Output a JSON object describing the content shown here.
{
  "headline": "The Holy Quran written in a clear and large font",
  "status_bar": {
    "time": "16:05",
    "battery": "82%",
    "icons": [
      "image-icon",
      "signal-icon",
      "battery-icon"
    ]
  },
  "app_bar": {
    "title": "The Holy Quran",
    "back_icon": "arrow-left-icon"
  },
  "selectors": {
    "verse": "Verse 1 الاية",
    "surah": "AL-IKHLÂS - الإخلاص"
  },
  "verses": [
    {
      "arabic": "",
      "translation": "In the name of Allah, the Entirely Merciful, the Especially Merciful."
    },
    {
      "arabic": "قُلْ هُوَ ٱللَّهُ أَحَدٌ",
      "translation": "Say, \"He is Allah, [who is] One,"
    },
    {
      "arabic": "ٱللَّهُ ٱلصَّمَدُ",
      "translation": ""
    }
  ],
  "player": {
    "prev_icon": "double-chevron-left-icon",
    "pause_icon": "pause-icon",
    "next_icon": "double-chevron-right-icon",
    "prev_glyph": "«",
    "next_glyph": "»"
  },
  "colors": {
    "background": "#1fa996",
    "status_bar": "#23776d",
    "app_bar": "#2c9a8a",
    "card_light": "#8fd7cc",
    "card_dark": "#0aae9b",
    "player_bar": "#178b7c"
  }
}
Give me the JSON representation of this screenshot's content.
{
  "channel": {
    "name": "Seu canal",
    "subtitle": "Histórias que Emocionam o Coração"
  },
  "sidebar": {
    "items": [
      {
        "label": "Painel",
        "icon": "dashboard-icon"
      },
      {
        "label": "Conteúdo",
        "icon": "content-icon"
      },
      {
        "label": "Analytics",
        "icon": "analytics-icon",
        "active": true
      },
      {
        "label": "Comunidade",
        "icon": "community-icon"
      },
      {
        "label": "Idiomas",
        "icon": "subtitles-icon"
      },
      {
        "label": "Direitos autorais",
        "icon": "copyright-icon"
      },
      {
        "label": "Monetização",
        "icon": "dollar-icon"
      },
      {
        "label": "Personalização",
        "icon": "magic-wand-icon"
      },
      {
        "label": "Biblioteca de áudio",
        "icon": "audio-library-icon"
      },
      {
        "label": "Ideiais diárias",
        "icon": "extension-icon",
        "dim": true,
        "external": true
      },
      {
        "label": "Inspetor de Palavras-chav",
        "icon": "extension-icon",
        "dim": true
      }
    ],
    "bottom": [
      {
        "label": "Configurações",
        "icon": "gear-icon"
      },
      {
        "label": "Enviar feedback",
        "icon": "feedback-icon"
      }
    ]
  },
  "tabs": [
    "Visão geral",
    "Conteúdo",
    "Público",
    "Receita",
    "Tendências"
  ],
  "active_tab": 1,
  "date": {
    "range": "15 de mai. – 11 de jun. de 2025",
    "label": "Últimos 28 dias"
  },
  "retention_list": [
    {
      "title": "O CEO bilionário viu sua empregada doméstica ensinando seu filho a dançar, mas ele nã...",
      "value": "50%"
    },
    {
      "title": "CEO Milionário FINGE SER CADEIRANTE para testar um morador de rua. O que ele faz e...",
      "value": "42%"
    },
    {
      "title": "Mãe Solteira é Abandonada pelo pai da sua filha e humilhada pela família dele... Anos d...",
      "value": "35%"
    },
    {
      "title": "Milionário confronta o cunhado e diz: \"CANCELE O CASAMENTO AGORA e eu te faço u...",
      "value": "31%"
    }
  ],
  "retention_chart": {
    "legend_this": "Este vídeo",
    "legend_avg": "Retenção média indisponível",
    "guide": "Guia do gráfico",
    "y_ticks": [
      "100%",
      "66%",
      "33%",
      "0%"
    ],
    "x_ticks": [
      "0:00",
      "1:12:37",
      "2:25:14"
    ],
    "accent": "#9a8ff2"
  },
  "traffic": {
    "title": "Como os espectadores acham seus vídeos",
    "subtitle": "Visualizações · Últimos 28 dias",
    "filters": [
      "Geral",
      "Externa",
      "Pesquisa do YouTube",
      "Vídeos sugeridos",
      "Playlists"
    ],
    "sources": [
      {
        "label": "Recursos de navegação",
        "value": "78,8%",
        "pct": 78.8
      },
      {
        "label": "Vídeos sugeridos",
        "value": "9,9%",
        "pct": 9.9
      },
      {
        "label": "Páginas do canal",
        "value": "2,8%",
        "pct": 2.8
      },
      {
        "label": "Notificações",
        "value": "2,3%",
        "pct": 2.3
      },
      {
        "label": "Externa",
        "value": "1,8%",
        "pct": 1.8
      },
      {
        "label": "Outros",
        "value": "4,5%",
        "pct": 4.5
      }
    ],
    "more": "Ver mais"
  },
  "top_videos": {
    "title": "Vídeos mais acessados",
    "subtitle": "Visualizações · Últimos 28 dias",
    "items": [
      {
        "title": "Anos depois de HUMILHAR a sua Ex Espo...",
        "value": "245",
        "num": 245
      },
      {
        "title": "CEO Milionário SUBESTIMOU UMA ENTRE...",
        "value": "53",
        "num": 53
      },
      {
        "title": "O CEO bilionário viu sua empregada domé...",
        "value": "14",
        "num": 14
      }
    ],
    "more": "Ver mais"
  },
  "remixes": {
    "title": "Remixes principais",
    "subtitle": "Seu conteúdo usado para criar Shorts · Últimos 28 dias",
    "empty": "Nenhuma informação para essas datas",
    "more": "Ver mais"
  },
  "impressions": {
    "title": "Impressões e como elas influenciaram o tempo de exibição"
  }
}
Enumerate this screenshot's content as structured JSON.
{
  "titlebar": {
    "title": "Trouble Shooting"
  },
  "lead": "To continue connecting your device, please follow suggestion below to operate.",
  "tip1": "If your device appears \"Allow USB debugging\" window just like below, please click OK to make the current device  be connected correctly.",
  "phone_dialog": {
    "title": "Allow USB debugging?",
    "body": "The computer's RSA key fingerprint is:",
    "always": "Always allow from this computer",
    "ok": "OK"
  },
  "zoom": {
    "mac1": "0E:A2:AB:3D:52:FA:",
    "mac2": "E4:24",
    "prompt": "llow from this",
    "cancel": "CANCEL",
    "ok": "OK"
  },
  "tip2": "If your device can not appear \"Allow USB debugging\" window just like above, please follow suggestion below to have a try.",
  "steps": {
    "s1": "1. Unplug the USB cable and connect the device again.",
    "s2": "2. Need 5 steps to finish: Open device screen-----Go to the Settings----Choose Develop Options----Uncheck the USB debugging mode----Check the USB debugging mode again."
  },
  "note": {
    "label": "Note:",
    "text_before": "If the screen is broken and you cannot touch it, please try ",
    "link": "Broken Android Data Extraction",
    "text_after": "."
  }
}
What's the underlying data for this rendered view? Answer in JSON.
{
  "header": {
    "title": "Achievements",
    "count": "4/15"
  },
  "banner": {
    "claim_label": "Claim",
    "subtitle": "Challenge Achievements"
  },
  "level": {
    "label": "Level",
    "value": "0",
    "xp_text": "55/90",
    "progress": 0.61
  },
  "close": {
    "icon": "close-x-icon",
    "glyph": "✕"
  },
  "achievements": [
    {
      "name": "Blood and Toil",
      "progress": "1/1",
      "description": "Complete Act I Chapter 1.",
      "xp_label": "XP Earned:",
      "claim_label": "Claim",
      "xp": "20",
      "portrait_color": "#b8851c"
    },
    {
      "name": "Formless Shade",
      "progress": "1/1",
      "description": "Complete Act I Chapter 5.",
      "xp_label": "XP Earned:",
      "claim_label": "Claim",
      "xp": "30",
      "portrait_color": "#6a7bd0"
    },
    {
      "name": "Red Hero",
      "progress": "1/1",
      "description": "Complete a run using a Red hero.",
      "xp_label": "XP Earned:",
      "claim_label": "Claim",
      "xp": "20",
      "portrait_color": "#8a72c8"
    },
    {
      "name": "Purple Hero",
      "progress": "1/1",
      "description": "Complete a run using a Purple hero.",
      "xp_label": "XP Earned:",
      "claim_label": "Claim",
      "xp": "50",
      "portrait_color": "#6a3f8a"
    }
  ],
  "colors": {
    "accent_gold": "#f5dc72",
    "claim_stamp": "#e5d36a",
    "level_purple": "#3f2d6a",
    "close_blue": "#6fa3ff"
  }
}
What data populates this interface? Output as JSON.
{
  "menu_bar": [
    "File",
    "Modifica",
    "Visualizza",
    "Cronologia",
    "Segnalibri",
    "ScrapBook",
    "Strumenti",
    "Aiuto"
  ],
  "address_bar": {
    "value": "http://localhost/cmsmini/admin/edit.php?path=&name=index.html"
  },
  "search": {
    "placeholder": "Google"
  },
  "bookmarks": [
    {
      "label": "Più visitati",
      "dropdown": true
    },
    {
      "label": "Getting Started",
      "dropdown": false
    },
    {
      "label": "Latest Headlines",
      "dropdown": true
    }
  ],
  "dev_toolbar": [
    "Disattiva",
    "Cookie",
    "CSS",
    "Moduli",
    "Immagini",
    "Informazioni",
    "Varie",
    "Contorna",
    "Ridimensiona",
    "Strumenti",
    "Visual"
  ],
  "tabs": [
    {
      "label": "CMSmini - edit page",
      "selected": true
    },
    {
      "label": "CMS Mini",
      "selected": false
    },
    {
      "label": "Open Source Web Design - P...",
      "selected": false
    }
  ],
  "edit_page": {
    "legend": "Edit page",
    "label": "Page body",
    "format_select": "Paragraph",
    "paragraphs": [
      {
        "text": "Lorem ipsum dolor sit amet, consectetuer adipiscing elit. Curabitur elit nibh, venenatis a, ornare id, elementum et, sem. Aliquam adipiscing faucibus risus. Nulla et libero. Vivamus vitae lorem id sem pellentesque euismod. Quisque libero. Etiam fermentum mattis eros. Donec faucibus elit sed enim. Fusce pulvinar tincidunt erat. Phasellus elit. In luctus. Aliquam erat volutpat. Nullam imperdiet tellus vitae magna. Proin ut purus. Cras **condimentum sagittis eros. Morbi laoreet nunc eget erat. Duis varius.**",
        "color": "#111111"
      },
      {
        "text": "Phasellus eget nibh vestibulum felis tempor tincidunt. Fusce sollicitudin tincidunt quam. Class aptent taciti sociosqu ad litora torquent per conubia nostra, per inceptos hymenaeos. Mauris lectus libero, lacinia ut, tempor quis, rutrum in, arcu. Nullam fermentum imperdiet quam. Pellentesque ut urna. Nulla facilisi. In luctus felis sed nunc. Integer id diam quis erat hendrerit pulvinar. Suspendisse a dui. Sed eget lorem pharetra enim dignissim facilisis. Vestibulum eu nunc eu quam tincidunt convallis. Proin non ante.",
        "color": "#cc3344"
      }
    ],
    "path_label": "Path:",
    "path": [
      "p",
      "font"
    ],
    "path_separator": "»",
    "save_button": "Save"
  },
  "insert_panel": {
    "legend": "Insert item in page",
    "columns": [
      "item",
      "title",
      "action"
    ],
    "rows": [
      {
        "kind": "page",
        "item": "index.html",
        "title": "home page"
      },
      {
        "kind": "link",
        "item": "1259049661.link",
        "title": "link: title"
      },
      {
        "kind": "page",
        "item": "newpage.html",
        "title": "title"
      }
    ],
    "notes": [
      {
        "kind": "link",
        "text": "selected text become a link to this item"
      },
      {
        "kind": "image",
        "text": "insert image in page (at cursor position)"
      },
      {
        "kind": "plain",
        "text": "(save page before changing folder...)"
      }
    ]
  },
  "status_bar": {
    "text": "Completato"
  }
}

------------

■ **What this task involves**
Identify which lines contain the word "JSON" and copy each one.

■ **Answer to this exercise**
Output a JSON object describing the content shown here.
Give me the JSON representation of this screenshot's content.
Enumerate this screenshot's content as structured JSON.
What's the underlying data for this rendered view? Answer in JSON.
What data populates this interface? Output as JSON.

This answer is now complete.